# TO DO:
Repeat exactly the stretch of lines that starts with the one containing "Type out the text in this image." and ends with the last line of the material. Leave out pictures.

+===+

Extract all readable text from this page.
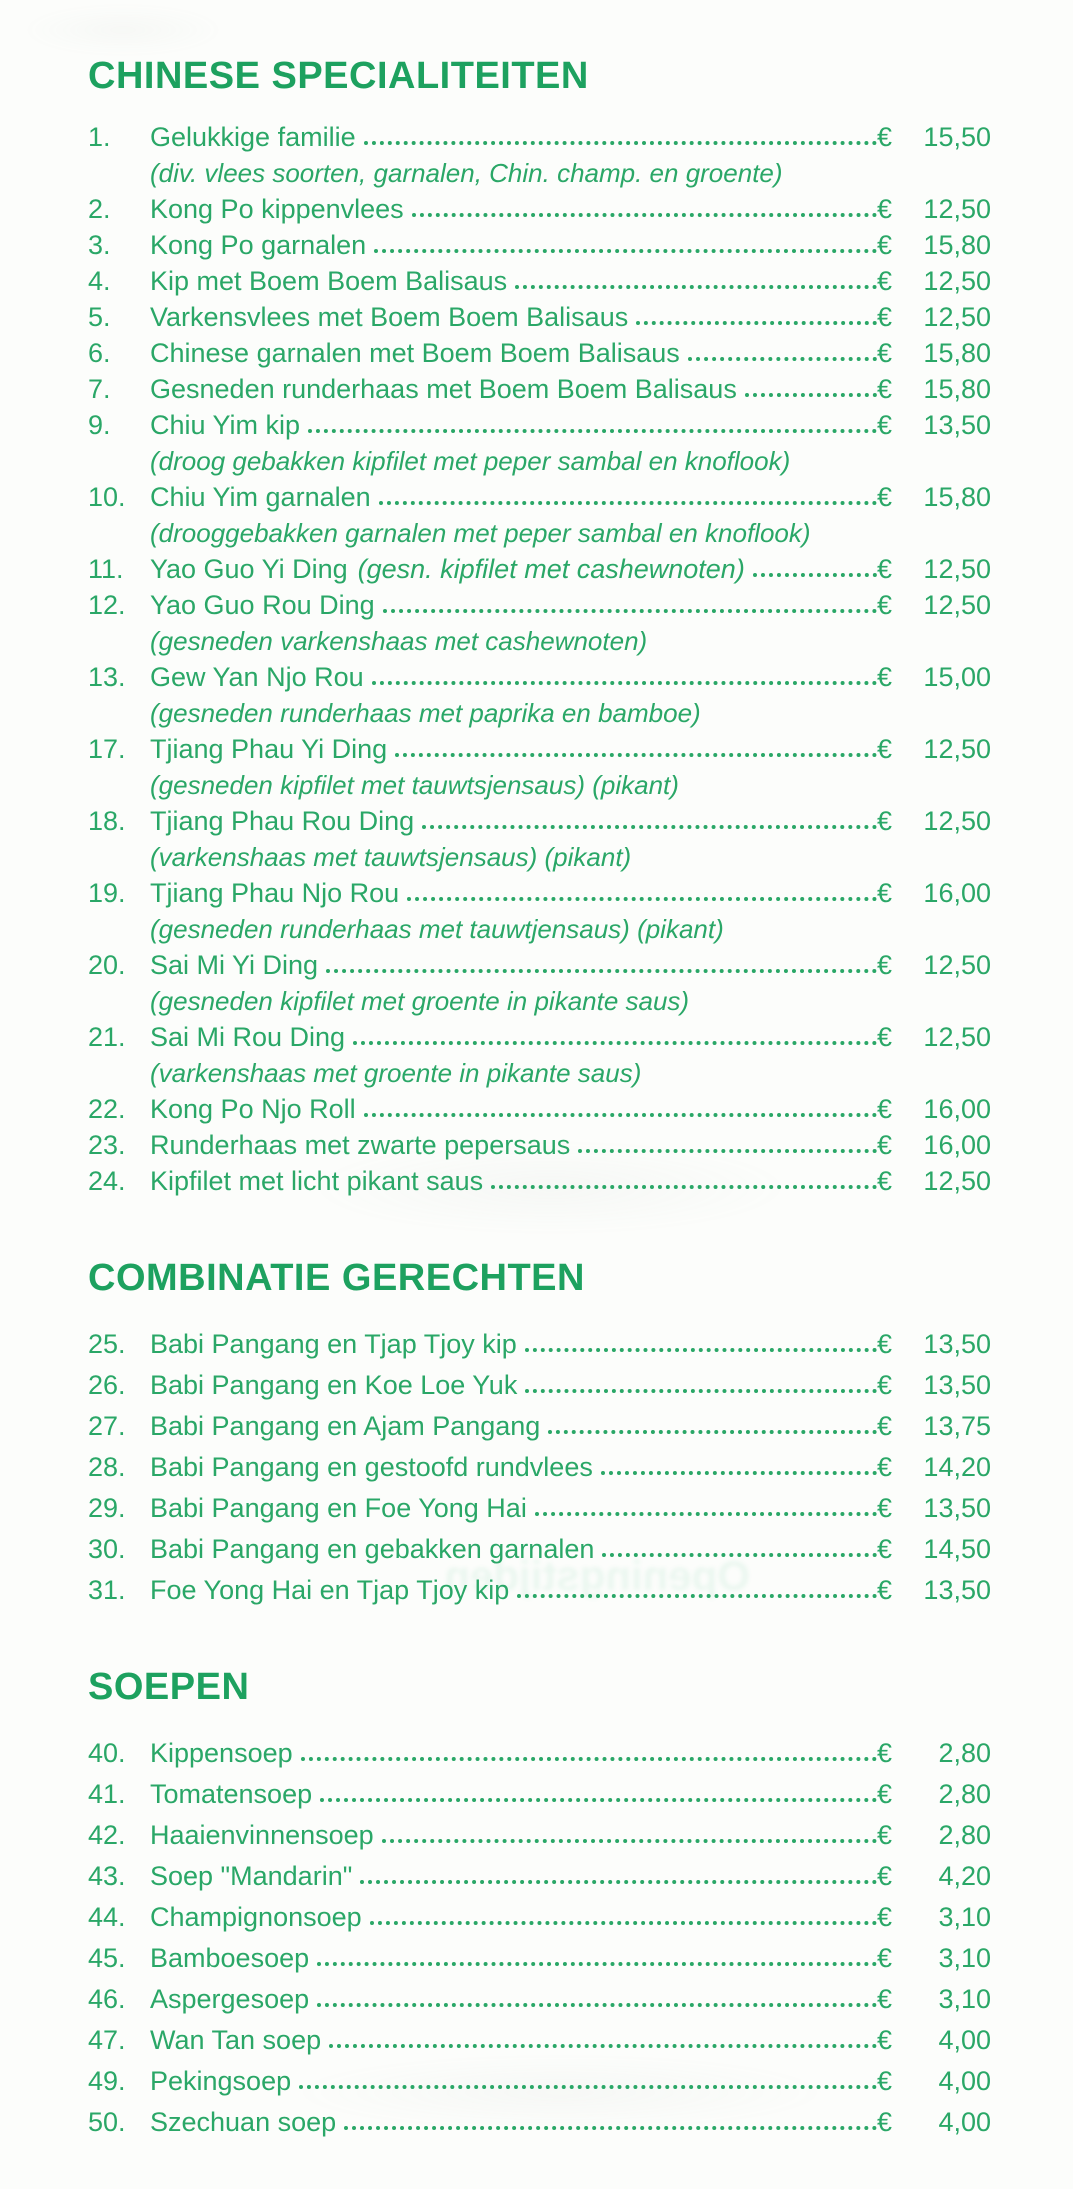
Openingstijden
CHINESE SPECIALITEITEN
1.	Gelukkige familie	€	15,50
(div. vlees soorten, garnalen, Chin. champ. en groente)
2.	Kong Po kippenvlees	€	12,50
3.	Kong Po garnalen	€	15,80
4.	Kip met Boem Boem Balisaus	€	12,50
5.	Varkensvlees met Boem Boem Balisaus	€	12,50
6.	Chinese garnalen met Boem Boem Balisaus	€	15,80
7.	Gesneden runderhaas met Boem Boem Balisaus	€	15,80
9.	Chiu Yim kip	€	13,50
(droog gebakken kipfilet met peper sambal en knoflook)
10. Chiu Yim garnalen	€	15,80
(drooggebakken garnalen met peper sambal en knoflook)
11. Yao Guo Yi Ding (gesn. kipfilet met cashewnoten)	€	12,50
12. Yao Guo Rou Ding	€	12,50
(gesneden varkenshaas met cashewnoten)
13. Gew Yan Njo Rou	€	15,00
(gesneden runderhaas met paprika en bamboe)
17. Tjiang Phau Yi Ding	€	12,50
(gesneden kipfilet met tauwtsjensaus) (pikant)
18. Tjiang Phau Rou Ding	€	12,50
(varkenshaas met tauwtsjensaus) (pikant)
19. Tjiang Phau Njo Rou	€	16,00
(gesneden runderhaas met tauwtjensaus) (pikant)
20. Sai Mi Yi Ding	€	12,50
(gesneden kipfilet met groente in pikante saus)
21. Sai Mi Rou Ding	€	12,50
(varkenshaas met groente in pikante saus)
22. Kong Po Njo Roll	€	16,00
23. Runderhaas met zwarte pepersaus	€	16,00
24. Kipfilet met licht pikant saus	€	12,50
COMBINATIE GERECHTEN
25. Babi Pangang en Tjap Tjoy kip	€	13,50
26. Babi Pangang en Koe Loe Yuk	€	13,50
27. Babi Pangang en Ajam Pangang	€	13,75
28. Babi Pangang en gestoofd rundvlees	€	14,20
29. Babi Pangang en Foe Yong Hai	€	13,50
30. Babi Pangang en gebakken garnalen	€	14,50
31. Foe Yong Hai en Tjap Tjoy kip	€	13,50
SOEPEN
40. Kippensoep	€	2,80
41. Tomatensoep	€	2,80
42. Haaienvinnensoep	€	2,80
43. Soep "Mandarin"	€	4,20
44. Champignonsoep	€	3,10
45. Bamboesoep	€	3,10
46. Aspergesoep	€	3,10
47. Wan Tan soep	€	4,00
49. Pekingsoep	€	4,00
50. Szechuan soep	€	4,00
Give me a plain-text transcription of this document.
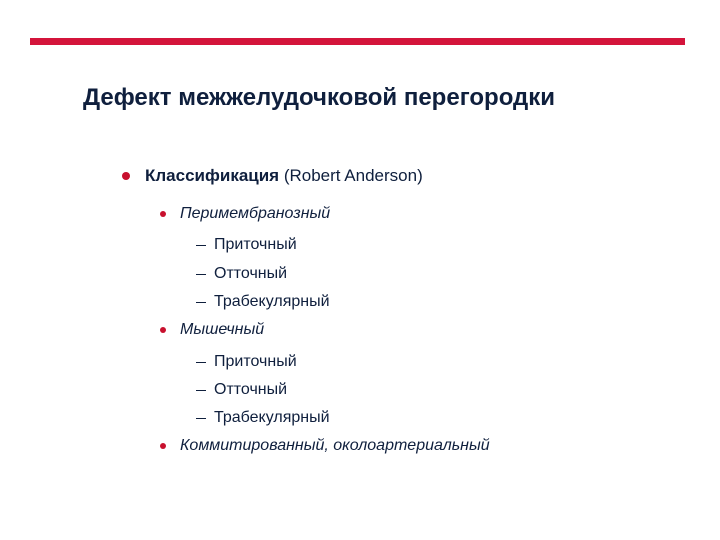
Дефект межжелудочковой перегородки
Классификация (Robert Anderson)
Перимембранозный
Приточный
Отточный
Трабекулярный
Мышечный
Приточный
Отточный
Трабекулярный
Коммитированный, околоартериальный
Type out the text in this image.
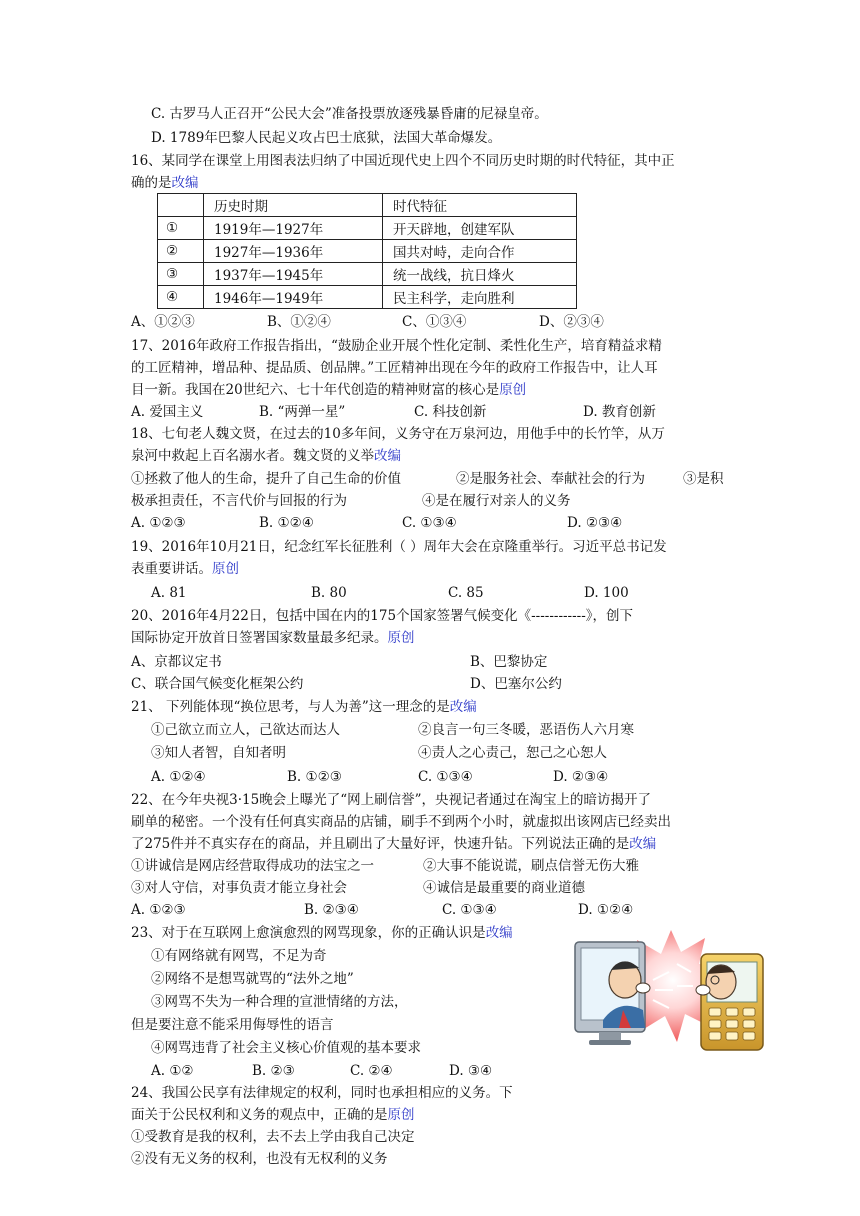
C. 古罗马人正召开“公民大会”准备投票放逐残暴昏庸的尼禄皇帝。
D. 1789年巴黎人民起义攻占巴士底狱，法国大革命爆发。
16、某同学在课堂上用图表法归纳了中国近现代史上四个不同历史时期的时代特征，其中正
确的是改编
	历史时期	时代特征
①	1919年—1927年	开天辟地，创建军队
②	1927年—1936年	国共对峙，走向合作
③	1937年—1945年	统一战线，抗日烽火
④	1946年—1949年	民主科学，走向胜利
A、①②③	B、①②④	C、①③④	D、②③④
17、2016年政府工作报告指出，“鼓励企业开展个性化定制、柔性化生产，培育精益求精
的工匠精神，增品种、提品质、创品牌。”工匠精神出现在今年的政府工作报告中，让人耳
目一新。我国在20世纪六、七十年代创造的精神财富的核心是原创
A. 爱国主义	B. “两弹一星”	C. 科技创新	D. 教育创新
18、七旬老人魏文贤，在过去的10多年间，义务守在万泉河边，用他手中的长竹竿，从万
泉河中救起上百名溺水者。魏文贤的义举改编
①拯救了他人的生命，提升了自己生命的价值	②是服务社会、奉献社会的行为	③是积
极承担责任，不言代价与回报的行为	④是在履行对亲人的义务
A. ①②③	B. ①②④	C. ①③④	D. ②③④
19、2016年10月21日，纪念红军长征胜利（ ）周年大会在京隆重举行。习近平总书记发
表重要讲话。原创
A. 81	B. 80	C. 85	D. 100
20、2016年4月22日，包括中国在内的175个国家签署气候变化《------------》，创下
国际协定开放首日签署国家数量最多纪录。原创
A、京都议定书	B、巴黎协定
C、联合国气候变化框架公约	D、巴塞尔公约
21、 下列能体现“换位思考，与人为善”这一理念的是改编
①己欲立而立人，己欲达而达人	②良言一句三冬暖，恶语伤人六月寒
③知人者智，自知者明	④责人之心责己，恕己之心恕人
A. ①②④	B. ①②③	C. ①③④	D. ②③④
22、在今年央视3·15晚会上曝光了“网上刷信誉”，央视记者通过在淘宝上的暗访揭开了
刷单的秘密。一个没有任何真实商品的店铺，刷手不到两个小时，就虚拟出该网店已经卖出
了275件并不真实存在的商品，并且刷出了大量好评，快速升钻。下列说法正确的是改编
①讲诚信是网店经营取得成功的法宝之一	②大事不能说谎，刷点信誉无伤大雅
③对人守信，对事负责才能立身社会	④诚信是最重要的商业道德
A. ①②③	B. ②③④	C. ①③④	D. ①②④
23、对于在互联网上愈演愈烈的网骂现象，你的正确认识是改编
①有网络就有网骂，不足为奇
②网络不是想骂就骂的“法外之地”
③网骂不失为一种合理的宣泄情绪的方法，
但是要注意不能采用侮辱性的语言
④网骂违背了社会主义核心价值观的基本要求
A. ①②	B. ②③	C. ②④	D. ③④
24、我国公民享有法律规定的权利，同时也承担相应的义务。下
面关于公民权利和义务的观点中，正确的是原创
①受教育是我的权利，去不去上学由我自己决定
②没有无义务的权利，也没有无权利的义务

+===+

# TASK SOLUTION:
Type out the text in this image.
C. 古罗马人正召开“公民大会”准备投票放逐残暴昏庸的尼禄皇帝。
D. 1789年巴黎人民起义攻占巴士底狱，法国大革命爆发。
16、某同学在课堂上用图表法归纳了中国近现代史上四个不同历史时期的时代特征，其中正
确的是改编
	历史时期	时代特征
①	1919年—1927年	开天辟地，创建军队
②	1927年—1936年	国共对峙，走向合作
③	1937年—1945年	统一战线，抗日烽火
④	1946年—1949年	民主科学，走向胜利
A、①②③	B、①②④	C、①③④	D、②③④
17、2016年政府工作报告指出，“鼓励企业开展个性化定制、柔性化生产，培育精益求精
的工匠精神，增品种、提品质、创品牌。”工匠精神出现在今年的政府工作报告中，让人耳
目一新。我国在20世纪六、七十年代创造的精神财富的核心是原创
A. 爱国主义	B. “两弹一星”	C. 科技创新	D. 教育创新
18、七旬老人魏文贤，在过去的10多年间，义务守在万泉河边，用他手中的长竹竿，从万
泉河中救起上百名溺水者。魏文贤的义举改编
①拯救了他人的生命，提升了自己生命的价值	②是服务社会、奉献社会的行为	③是积
极承担责任，不言代价与回报的行为	④是在履行对亲人的义务
A. ①②③	B. ①②④	C. ①③④	D. ②③④
19、2016年10月21日，纪念红军长征胜利（ ）周年大会在京隆重举行。习近平总书记发
表重要讲话。原创
A. 81	B. 80	C. 85	D. 100
20、2016年4月22日，包括中国在内的175个国家签署气候变化《------------》，创下
国际协定开放首日签署国家数量最多纪录。原创
A、京都议定书	B、巴黎协定
C、联合国气候变化框架公约	D、巴塞尔公约
21、 下列能体现“换位思考，与人为善”这一理念的是改编
①己欲立而立人，己欲达而达人	②良言一句三冬暖，恶语伤人六月寒
③知人者智，自知者明	④责人之心责己，恕己之心恕人
A. ①②④	B. ①②③	C. ①③④	D. ②③④
22、在今年央视3·15晚会上曝光了“网上刷信誉”，央视记者通过在淘宝上的暗访揭开了
刷单的秘密。一个没有任何真实商品的店铺，刷手不到两个小时，就虚拟出该网店已经卖出
了275件并不真实存在的商品，并且刷出了大量好评，快速升钻。下列说法正确的是改编
①讲诚信是网店经营取得成功的法宝之一	②大事不能说谎，刷点信誉无伤大雅
③对人守信，对事负责才能立身社会	④诚信是最重要的商业道德
A. ①②③	B. ②③④	C. ①③④	D. ①②④
23、对于在互联网上愈演愈烈的网骂现象，你的正确认识是改编
①有网络就有网骂，不足为奇
②网络不是想骂就骂的“法外之地”
③网骂不失为一种合理的宣泄情绪的方法，
但是要注意不能采用侮辱性的语言
④网骂违背了社会主义核心价值观的基本要求
A. ①②	B. ②③	C. ②④	D. ③④
24、我国公民享有法律规定的权利，同时也承担相应的义务。下
面关于公民权利和义务的观点中，正确的是原创
①受教育是我的权利，去不去上学由我自己决定
②没有无义务的权利，也没有无权利的义务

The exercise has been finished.